Raw records:
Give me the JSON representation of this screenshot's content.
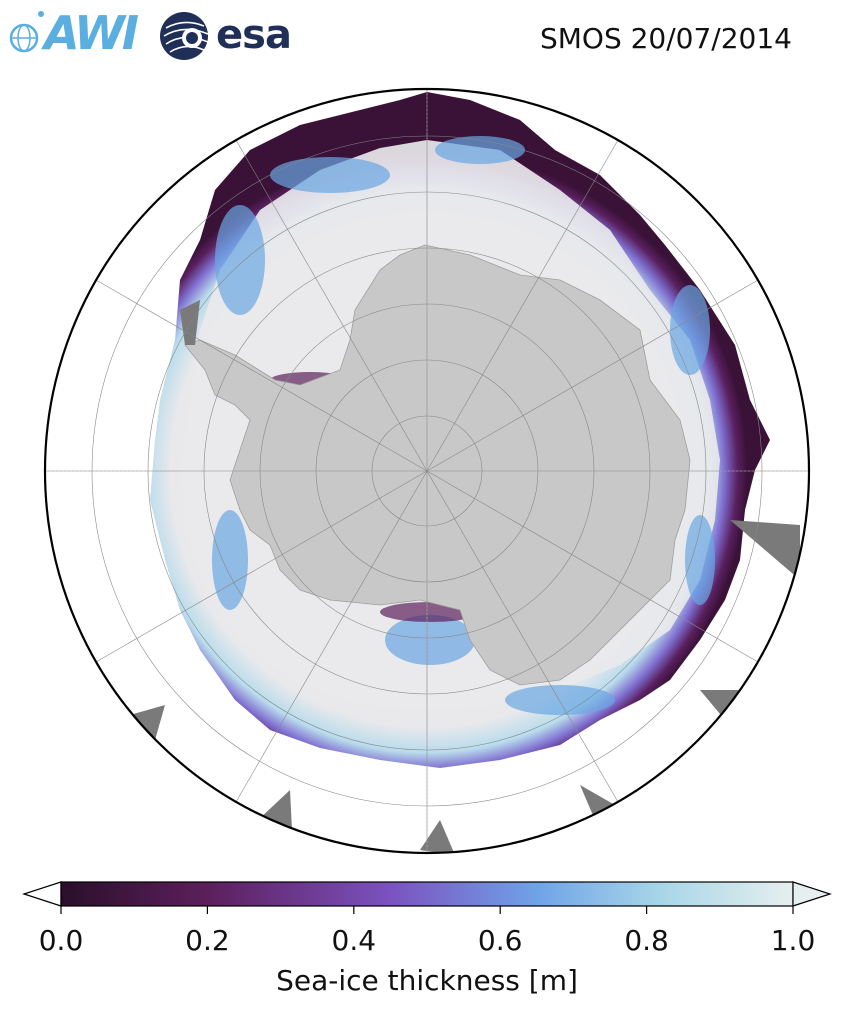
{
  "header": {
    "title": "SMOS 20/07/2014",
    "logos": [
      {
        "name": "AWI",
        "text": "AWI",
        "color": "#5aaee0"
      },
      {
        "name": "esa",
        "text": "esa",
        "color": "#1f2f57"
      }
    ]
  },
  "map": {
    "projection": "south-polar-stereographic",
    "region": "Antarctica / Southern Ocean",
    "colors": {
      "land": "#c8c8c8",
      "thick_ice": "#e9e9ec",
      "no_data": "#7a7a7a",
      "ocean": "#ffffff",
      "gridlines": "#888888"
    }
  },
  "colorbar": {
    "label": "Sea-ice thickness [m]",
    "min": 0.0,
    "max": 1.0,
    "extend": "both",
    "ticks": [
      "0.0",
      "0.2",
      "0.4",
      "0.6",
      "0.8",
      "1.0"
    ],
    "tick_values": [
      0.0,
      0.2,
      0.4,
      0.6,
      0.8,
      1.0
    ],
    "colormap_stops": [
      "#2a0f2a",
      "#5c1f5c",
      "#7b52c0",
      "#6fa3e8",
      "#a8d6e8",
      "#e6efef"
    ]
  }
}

Stated goal:
Copy out all of the data word for word. Do not carry over any picture.

Answer for this exercise:
Give me the JSON representation of this screenshot's content.
{
  "header": {
    "title": "SMOS 20/07/2014",
    "logos": [
      {
        "name": "AWI",
        "text": "AWI",
        "color": "#5aaee0"
      },
      {
        "name": "esa",
        "text": "esa",
        "color": "#1f2f57"
      }
    ]
  },
  "map": {
    "projection": "south-polar-stereographic",
    "region": "Antarctica / Southern Ocean",
    "colors": {
      "land": "#c8c8c8",
      "thick_ice": "#e9e9ec",
      "no_data": "#7a7a7a",
      "ocean": "#ffffff",
      "gridlines": "#888888"
    }
  },
  "colorbar": {
    "label": "Sea-ice thickness [m]",
    "min": 0.0,
    "max": 1.0,
    "extend": "both",
    "ticks": [
      "0.0",
      "0.2",
      "0.4",
      "0.6",
      "0.8",
      "1.0"
    ],
    "tick_values": [
      0.0,
      0.2,
      0.4,
      0.6,
      0.8,
      1.0
    ],
    "colormap_stops": [
      "#2a0f2a",
      "#5c1f5c",
      "#7b52c0",
      "#6fa3e8",
      "#a8d6e8",
      "#e6efef"
    ]
  }
}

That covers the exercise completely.